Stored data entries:
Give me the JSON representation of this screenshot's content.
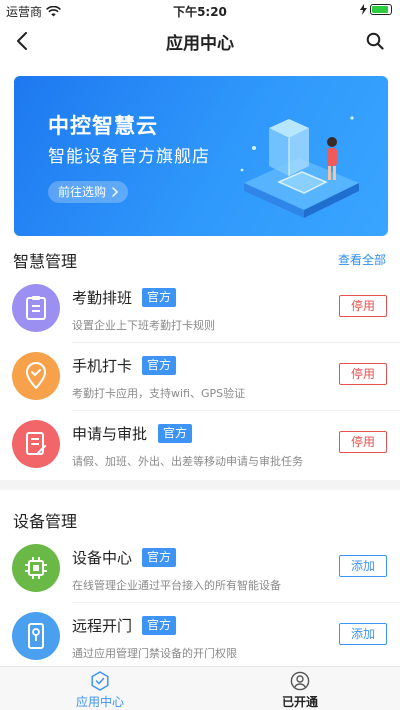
{
  "status_bar": {
    "carrier": "运营商",
    "time": "下午5:20",
    "battery_level": 0.9
  },
  "navbar": {
    "title": "应用中心"
  },
  "banner": {
    "title": "中控智慧云",
    "subtitle": "智能设备官方旗舰店",
    "button_label": "前往选购"
  },
  "sections": [
    {
      "title": "智慧管理",
      "more_label": "查看全部",
      "items": [
        {
          "name": "考勤排班",
          "badge": "官方",
          "desc": "设置企业上下班考勤打卡规则",
          "action": "停用",
          "icon": "clipboard-icon",
          "color": "#9b8ff2"
        },
        {
          "name": "手机打卡",
          "badge": "官方",
          "desc": "考勤打卡应用，支持wifi、GPS验证",
          "action": "停用",
          "icon": "location-check-icon",
          "color": "#f7a14b"
        },
        {
          "name": "申请与审批",
          "badge": "官方",
          "desc": "请假、加班、外出、出差等移动申请与审批任务",
          "action": "停用",
          "icon": "document-edit-icon",
          "color": "#f2666a"
        }
      ]
    },
    {
      "title": "设备管理",
      "items": [
        {
          "name": "设备中心",
          "badge": "官方",
          "desc": "在线管理企业通过平台接入的所有智能设备",
          "action": "添加",
          "icon": "chip-icon",
          "color": "#6ab845"
        },
        {
          "name": "远程开门",
          "badge": "官方",
          "desc": "通过应用管理门禁设备的开门权限",
          "action": "添加",
          "icon": "door-phone-icon",
          "color": "#4aa0ef"
        }
      ]
    }
  ],
  "tabs": [
    {
      "label": "应用中心",
      "icon": "app-center-icon",
      "active": true
    },
    {
      "label": "已开通",
      "icon": "user-circle-icon",
      "active": false
    }
  ],
  "colors": {
    "accent": "#3d94f6",
    "stop": "#e65151"
  }
}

*YOUR GOAL:*
Go back to the records above and write them out exactly, without the pictures.

*COMPLETE OUTPUT:*
Give me the JSON representation of this screenshot's content.
{
  "status_bar": {
    "carrier": "运营商",
    "time": "下午5:20",
    "battery_level": 0.9
  },
  "navbar": {
    "title": "应用中心"
  },
  "banner": {
    "title": "中控智慧云",
    "subtitle": "智能设备官方旗舰店",
    "button_label": "前往选购"
  },
  "sections": [
    {
      "title": "智慧管理",
      "more_label": "查看全部",
      "items": [
        {
          "name": "考勤排班",
          "badge": "官方",
          "desc": "设置企业上下班考勤打卡规则",
          "action": "停用",
          "icon": "clipboard-icon",
          "color": "#9b8ff2"
        },
        {
          "name": "手机打卡",
          "badge": "官方",
          "desc": "考勤打卡应用，支持wifi、GPS验证",
          "action": "停用",
          "icon": "location-check-icon",
          "color": "#f7a14b"
        },
        {
          "name": "申请与审批",
          "badge": "官方",
          "desc": "请假、加班、外出、出差等移动申请与审批任务",
          "action": "停用",
          "icon": "document-edit-icon",
          "color": "#f2666a"
        }
      ]
    },
    {
      "title": "设备管理",
      "items": [
        {
          "name": "设备中心",
          "badge": "官方",
          "desc": "在线管理企业通过平台接入的所有智能设备",
          "action": "添加",
          "icon": "chip-icon",
          "color": "#6ab845"
        },
        {
          "name": "远程开门",
          "badge": "官方",
          "desc": "通过应用管理门禁设备的开门权限",
          "action": "添加",
          "icon": "door-phone-icon",
          "color": "#4aa0ef"
        }
      ]
    }
  ],
  "tabs": [
    {
      "label": "应用中心",
      "icon": "app-center-icon",
      "active": true
    },
    {
      "label": "已开通",
      "icon": "user-circle-icon",
      "active": false
    }
  ],
  "colors": {
    "accent": "#3d94f6",
    "stop": "#e65151"
  }
}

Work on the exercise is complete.